** start **

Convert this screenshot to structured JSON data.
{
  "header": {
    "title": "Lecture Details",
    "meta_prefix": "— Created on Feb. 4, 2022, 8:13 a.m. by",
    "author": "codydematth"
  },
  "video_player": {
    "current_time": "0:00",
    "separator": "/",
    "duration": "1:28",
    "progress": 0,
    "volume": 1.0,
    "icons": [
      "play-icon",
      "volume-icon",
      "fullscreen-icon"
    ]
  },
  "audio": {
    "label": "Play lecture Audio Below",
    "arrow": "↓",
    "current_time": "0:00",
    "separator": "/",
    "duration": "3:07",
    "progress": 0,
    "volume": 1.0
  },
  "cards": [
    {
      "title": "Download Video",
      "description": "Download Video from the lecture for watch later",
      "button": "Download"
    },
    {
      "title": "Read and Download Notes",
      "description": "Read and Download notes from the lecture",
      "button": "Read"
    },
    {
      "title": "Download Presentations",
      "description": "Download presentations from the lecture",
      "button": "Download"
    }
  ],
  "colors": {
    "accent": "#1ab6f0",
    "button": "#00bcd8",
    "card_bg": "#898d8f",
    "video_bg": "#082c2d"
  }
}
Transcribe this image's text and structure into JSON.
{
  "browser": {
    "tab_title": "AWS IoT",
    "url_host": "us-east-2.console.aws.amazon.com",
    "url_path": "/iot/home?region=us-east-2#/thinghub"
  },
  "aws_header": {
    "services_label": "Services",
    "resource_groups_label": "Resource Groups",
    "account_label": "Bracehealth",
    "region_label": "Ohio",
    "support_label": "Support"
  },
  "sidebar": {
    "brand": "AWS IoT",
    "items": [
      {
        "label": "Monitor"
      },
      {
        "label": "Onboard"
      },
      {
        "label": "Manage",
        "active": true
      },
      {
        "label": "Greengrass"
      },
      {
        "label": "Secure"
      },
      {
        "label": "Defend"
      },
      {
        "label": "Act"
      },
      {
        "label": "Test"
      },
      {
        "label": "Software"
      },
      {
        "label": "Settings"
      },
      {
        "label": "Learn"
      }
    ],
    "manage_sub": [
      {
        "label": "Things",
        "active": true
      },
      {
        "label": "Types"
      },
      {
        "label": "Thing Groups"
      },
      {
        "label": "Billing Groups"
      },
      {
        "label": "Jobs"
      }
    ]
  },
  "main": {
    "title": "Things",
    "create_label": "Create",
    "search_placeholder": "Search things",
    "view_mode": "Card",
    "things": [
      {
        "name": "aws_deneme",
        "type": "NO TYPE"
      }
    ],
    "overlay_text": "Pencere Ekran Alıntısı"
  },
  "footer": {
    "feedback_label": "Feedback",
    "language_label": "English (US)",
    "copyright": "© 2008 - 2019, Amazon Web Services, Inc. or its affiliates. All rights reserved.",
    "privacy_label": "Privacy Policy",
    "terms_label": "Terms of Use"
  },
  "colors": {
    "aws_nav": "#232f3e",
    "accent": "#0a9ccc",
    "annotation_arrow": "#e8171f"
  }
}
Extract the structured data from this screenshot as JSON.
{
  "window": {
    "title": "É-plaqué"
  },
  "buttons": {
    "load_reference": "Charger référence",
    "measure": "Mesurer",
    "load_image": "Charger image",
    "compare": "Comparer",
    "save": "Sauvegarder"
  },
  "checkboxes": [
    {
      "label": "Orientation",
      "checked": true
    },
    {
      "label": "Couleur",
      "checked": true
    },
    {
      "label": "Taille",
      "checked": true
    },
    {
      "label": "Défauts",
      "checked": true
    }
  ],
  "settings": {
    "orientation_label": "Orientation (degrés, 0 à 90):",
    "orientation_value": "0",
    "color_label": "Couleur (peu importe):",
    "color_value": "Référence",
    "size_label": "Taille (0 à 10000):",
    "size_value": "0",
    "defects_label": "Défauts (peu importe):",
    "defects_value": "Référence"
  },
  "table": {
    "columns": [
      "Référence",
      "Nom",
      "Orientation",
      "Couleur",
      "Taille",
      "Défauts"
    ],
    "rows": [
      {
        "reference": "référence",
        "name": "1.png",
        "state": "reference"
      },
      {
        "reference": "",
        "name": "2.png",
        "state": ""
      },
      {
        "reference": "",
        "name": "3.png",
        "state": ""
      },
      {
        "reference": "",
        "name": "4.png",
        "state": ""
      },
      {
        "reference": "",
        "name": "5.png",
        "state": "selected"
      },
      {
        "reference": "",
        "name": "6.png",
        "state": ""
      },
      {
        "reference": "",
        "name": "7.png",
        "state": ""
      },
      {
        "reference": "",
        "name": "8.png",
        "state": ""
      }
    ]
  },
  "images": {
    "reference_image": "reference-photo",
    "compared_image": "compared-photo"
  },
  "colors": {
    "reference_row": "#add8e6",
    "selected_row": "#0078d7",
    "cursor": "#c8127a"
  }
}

** end **

For this exercise, gather every line of the data that contains the word "importe".

### IN RESPONSE:
    "color_label": "Couleur (peu importe):",
    "defects_label": "Défauts (peu importe):",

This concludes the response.